**SUPPLIED DATA:**
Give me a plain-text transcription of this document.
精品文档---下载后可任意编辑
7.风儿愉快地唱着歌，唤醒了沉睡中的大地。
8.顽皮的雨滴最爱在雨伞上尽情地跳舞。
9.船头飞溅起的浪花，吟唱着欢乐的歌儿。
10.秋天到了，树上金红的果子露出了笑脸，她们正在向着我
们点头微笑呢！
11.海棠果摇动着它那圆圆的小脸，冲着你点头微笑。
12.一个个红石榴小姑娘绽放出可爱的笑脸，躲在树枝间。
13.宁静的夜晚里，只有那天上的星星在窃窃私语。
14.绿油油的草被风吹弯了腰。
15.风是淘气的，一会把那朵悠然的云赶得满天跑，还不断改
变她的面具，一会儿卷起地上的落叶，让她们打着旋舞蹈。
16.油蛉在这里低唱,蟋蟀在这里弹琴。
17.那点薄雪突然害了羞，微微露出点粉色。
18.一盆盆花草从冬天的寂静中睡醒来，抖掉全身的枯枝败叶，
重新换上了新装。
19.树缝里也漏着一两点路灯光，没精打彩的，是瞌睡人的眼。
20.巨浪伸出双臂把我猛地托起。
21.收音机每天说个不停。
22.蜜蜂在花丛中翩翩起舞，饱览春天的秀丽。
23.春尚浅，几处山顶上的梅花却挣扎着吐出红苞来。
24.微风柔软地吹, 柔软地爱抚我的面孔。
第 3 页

**EXERCISE PROMPT:**
Write the material out exactly, with nothing left out.

**RESULT FOR THIS EXERCISE:**
Give me a plain-text transcription of this document.
精品文档---下载后可任意编辑
7.风儿愉快地唱着歌，唤醒了沉睡中的大地。
8.顽皮的雨滴最爱在雨伞上尽情地跳舞。
9.船头飞溅起的浪花，吟唱着欢乐的歌儿。
10.秋天到了，树上金红的果子露出了笑脸，她们正在向着我
们点头微笑呢！
11.海棠果摇动着它那圆圆的小脸，冲着你点头微笑。
12.一个个红石榴小姑娘绽放出可爱的笑脸，躲在树枝间。
13.宁静的夜晚里，只有那天上的星星在窃窃私语。
14.绿油油的草被风吹弯了腰。
15.风是淘气的，一会把那朵悠然的云赶得满天跑，还不断改
变她的面具，一会儿卷起地上的落叶，让她们打着旋舞蹈。
16.油蛉在这里低唱,蟋蟀在这里弹琴。
17.那点薄雪突然害了羞，微微露出点粉色。
18.一盆盆花草从冬天的寂静中睡醒来，抖掉全身的枯枝败叶，
重新换上了新装。
19.树缝里也漏着一两点路灯光，没精打彩的，是瞌睡人的眼。
20.巨浪伸出双臂把我猛地托起。
21.收音机每天说个不停。
22.蜜蜂在花丛中翩翩起舞，饱览春天的秀丽。
23.春尚浅，几处山顶上的梅花却挣扎着吐出红苞来。
24.微风柔软地吹, 柔软地爱抚我的面孔。
第 3 页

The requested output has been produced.